AIM OF THE EXERCISE: Reproduce word for word the passage of the Yahoo hacker sentencing article starting with "Those officers, Dmitry" and going on through "of Baratov’s sentencing.".

Canadian Yahoo hacker gets a five-year prison sentence – TechCrunch


After pleading guilty in November, the Canadian hacker at least partially to blame for the massive Yahoo hack that exposed up to 3 billion accounts will face five years in prison. According to the Justice Department, the hacker, 23-year-old Karim Baratov, worked under the guidance of two agents from the FSB, Russia’s spy agency, to compromise the accounts.

Those officers, Dmitry Dokuchaev and Igor Sushchin, reside in Russia, as does Latvian hacker Alexsey Belan who also was implicated in the Yahoo hack. Given their location, those three are unlikely to face consequences for their involvement, but Baratov’s Canadian citizenship made him vulnerable to prosecution.

“Baratov’s role in the charged conspiracy was to hack webmail accounts of individuals of interest to his coconspirator who was working for the FSB and send those accounts’ passwords to Dokuchaev in exchange for money,” the Justice Department described in its summary of Baratov’s sentencing.

EXTRACTED DATA:

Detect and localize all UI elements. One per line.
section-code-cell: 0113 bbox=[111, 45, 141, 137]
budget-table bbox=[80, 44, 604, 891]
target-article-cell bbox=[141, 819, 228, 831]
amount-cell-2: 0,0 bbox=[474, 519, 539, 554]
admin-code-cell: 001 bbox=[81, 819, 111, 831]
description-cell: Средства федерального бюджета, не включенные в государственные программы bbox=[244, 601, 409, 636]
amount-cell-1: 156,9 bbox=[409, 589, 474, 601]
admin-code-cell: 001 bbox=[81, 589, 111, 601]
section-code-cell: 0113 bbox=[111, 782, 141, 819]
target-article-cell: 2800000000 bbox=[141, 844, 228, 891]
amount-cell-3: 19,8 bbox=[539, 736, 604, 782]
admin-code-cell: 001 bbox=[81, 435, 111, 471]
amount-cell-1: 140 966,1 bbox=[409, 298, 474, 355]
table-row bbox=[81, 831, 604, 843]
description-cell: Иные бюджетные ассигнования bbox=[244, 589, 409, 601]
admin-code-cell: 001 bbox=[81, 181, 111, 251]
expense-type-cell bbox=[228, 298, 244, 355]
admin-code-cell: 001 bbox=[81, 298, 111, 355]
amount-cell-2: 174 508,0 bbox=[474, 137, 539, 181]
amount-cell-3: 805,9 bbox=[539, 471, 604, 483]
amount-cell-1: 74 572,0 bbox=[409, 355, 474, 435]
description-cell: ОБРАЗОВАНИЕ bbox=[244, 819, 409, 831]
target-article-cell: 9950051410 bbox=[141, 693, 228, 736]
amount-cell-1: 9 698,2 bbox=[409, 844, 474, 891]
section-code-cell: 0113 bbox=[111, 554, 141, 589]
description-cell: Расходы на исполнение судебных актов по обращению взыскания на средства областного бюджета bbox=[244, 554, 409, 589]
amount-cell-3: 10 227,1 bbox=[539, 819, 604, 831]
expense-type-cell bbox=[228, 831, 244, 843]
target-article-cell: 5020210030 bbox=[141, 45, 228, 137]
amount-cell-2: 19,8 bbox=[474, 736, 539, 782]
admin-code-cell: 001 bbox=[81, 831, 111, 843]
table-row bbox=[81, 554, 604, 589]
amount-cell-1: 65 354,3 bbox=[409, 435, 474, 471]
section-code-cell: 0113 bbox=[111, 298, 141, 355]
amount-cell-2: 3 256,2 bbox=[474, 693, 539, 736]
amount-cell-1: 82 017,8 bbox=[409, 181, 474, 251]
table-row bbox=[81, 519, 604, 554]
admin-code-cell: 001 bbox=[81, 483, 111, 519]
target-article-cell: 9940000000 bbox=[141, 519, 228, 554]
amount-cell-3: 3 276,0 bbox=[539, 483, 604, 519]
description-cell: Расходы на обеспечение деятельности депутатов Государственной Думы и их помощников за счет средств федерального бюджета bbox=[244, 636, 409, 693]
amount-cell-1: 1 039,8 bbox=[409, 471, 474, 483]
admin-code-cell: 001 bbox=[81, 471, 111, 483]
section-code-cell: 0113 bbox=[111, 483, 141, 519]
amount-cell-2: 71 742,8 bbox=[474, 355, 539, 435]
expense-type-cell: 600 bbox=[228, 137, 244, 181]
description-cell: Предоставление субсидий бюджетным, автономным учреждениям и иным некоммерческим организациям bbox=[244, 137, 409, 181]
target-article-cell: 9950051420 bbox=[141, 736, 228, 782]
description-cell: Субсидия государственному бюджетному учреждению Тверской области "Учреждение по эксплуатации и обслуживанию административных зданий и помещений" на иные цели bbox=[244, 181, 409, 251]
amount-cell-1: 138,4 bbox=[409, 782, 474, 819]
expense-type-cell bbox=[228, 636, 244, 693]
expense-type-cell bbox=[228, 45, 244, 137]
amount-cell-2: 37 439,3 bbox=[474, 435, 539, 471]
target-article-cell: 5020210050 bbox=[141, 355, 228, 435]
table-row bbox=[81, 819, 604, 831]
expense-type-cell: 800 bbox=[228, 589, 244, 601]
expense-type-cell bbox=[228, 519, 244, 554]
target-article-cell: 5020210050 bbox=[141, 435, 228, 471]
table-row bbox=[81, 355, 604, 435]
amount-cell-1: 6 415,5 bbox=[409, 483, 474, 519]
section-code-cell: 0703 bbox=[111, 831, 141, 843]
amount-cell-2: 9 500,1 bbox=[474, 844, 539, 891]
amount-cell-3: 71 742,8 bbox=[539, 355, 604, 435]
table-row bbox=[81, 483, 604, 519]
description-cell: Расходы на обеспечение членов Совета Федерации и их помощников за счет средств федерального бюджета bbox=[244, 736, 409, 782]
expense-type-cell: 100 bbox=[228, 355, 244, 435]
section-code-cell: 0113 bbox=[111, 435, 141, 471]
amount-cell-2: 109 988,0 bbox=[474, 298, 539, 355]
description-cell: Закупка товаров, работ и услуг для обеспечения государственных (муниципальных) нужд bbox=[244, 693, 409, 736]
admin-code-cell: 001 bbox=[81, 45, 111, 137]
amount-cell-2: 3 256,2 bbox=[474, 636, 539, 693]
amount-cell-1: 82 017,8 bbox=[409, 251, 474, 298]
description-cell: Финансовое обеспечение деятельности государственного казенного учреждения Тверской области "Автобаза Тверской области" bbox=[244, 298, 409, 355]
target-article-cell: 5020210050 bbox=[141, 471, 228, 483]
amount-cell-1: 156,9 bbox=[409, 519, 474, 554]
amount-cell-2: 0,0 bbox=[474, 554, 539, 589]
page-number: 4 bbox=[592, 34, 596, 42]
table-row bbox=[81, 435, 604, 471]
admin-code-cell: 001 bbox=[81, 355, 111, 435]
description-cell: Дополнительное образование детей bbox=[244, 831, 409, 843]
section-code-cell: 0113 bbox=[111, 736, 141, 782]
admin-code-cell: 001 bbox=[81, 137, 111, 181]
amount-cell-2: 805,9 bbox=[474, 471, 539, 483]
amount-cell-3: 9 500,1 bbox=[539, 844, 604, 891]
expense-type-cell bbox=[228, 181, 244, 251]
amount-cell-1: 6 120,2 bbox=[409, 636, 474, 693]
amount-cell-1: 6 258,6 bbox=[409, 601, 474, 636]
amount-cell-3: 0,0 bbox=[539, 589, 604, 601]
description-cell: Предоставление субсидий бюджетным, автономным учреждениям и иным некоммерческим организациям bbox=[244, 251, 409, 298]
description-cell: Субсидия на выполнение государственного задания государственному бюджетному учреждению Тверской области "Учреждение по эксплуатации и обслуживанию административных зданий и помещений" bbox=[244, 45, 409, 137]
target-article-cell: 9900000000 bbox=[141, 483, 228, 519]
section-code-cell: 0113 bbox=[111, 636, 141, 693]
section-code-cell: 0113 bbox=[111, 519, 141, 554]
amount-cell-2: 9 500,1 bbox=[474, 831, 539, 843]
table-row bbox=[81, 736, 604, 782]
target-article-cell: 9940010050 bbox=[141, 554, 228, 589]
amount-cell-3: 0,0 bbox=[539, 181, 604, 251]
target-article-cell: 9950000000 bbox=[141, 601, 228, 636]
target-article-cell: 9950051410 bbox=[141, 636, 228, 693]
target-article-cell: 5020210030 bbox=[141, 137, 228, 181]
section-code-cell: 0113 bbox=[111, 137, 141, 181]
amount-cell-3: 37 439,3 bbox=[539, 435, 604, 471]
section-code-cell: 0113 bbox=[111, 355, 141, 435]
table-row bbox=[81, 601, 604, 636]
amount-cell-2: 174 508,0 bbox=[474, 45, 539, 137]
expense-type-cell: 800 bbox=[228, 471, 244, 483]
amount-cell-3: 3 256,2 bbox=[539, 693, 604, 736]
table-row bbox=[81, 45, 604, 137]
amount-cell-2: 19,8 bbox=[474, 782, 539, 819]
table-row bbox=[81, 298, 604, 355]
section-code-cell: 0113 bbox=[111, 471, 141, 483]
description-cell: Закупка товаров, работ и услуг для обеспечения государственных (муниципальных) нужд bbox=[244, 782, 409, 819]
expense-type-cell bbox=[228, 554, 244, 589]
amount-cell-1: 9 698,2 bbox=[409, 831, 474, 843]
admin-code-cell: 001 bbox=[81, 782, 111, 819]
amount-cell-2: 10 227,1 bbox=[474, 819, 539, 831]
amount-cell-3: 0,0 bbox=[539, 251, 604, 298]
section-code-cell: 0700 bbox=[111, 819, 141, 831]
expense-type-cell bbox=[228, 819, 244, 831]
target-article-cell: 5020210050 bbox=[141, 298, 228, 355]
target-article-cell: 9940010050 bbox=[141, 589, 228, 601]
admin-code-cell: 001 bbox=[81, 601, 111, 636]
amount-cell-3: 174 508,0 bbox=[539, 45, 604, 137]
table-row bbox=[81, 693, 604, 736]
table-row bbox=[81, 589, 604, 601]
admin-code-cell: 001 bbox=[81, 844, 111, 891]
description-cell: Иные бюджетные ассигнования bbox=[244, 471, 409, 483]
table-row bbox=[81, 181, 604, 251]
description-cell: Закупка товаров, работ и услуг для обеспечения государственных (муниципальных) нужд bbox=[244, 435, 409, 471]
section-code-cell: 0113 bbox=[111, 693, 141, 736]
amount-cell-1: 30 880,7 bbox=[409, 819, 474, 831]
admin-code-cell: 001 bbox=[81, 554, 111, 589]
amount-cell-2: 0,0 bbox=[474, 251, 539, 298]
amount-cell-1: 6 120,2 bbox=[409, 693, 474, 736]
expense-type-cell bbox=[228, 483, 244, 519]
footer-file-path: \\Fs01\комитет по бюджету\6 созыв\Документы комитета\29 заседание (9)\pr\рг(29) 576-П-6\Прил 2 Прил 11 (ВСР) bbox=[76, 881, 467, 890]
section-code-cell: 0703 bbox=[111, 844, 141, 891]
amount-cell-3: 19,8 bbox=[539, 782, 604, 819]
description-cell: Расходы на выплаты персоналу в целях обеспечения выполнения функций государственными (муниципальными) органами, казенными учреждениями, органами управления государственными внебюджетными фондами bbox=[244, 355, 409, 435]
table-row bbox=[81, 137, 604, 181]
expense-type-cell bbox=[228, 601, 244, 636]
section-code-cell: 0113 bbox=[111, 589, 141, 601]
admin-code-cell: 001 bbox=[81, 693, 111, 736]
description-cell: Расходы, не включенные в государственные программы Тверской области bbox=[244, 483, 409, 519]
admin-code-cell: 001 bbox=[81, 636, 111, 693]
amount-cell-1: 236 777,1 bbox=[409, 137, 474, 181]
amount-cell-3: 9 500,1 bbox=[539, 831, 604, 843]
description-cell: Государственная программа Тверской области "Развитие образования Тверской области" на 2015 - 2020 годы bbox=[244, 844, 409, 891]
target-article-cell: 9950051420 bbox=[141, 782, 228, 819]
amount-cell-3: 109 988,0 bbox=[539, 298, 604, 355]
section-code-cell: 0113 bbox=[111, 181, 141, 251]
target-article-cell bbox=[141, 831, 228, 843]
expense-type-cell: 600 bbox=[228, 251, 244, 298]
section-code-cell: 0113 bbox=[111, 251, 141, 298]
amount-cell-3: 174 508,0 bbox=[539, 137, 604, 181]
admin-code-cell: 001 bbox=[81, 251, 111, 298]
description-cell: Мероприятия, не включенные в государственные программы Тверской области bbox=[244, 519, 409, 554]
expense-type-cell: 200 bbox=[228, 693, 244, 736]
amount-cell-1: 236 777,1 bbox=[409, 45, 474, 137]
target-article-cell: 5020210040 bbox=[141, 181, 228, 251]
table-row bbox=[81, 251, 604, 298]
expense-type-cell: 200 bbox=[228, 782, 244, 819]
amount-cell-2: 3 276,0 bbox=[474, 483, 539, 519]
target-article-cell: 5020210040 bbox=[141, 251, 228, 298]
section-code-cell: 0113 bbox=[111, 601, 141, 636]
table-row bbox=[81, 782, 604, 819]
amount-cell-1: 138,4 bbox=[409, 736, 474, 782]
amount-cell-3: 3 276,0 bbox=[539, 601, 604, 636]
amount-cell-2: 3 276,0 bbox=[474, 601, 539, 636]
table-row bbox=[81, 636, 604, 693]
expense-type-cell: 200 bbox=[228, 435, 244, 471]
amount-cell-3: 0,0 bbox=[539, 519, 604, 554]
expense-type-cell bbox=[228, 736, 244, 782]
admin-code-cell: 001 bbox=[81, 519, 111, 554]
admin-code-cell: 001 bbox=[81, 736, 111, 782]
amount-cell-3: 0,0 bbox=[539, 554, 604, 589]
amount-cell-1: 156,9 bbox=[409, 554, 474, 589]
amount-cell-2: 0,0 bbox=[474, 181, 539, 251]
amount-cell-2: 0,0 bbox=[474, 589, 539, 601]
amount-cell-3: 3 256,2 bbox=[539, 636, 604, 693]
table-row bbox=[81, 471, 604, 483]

FINISHED ANSWER:
Those officers, Dmitry Dokuchaev and Igor Sushchin, reside in Russia, as does Latvian hacker Alexsey Belan who also was implicated in the Yahoo hack. Given their location, those three are unlikely to face consequences for their involvement, but Baratov’s Canadian citizenship made him vulnerable to prosecution.

“Baratov’s role in the charged conspiracy was to hack webmail accounts of individuals of interest to his coconspirator who was working for the FSB and send those accounts’ passwords to Dokuchaev in exchange for money,” the Justice Department described in its summary of Baratov’s sentencing.